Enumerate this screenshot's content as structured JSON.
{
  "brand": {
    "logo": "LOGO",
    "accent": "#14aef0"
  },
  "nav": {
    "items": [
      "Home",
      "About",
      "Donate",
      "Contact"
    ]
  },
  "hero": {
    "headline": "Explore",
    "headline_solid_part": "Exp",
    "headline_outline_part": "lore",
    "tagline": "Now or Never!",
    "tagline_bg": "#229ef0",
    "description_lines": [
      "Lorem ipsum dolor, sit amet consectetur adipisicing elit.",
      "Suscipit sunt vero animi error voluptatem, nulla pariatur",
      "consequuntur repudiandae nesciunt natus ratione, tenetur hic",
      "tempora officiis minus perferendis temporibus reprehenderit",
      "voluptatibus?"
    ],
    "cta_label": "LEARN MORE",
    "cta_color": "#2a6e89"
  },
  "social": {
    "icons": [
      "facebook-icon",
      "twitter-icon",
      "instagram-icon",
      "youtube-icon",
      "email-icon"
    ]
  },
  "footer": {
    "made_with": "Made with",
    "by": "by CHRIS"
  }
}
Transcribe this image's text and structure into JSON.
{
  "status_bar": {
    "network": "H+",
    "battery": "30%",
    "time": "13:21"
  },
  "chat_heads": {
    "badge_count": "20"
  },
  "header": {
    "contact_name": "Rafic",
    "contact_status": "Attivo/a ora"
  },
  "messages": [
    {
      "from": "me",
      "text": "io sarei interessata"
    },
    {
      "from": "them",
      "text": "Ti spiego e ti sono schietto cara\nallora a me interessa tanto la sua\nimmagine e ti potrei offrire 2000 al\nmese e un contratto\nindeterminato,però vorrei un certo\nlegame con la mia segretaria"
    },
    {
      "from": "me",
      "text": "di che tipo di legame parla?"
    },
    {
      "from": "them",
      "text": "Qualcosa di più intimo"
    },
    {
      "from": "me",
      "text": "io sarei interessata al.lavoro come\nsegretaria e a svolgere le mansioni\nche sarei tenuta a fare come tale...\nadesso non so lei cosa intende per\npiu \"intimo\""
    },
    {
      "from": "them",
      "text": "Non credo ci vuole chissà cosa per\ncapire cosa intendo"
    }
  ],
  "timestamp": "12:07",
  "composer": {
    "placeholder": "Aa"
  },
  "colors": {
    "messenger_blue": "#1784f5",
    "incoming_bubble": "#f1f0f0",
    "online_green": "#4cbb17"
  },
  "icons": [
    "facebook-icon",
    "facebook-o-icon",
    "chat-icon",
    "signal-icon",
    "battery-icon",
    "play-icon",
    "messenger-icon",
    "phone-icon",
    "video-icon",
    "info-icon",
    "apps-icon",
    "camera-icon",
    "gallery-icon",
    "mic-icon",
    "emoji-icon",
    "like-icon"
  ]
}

*What you will do*. List all lines from the entries that include the word "intimo".

*Finished exercise*.
      "text": "Qualcosa di più intimo"
      "text": "io sarei interessata al.lavoro come\nsegretaria e a svolgere le mansioni\nche sarei tenuta a fare come tale...\nadesso non so lei cosa intende per\npiu \"intimo\""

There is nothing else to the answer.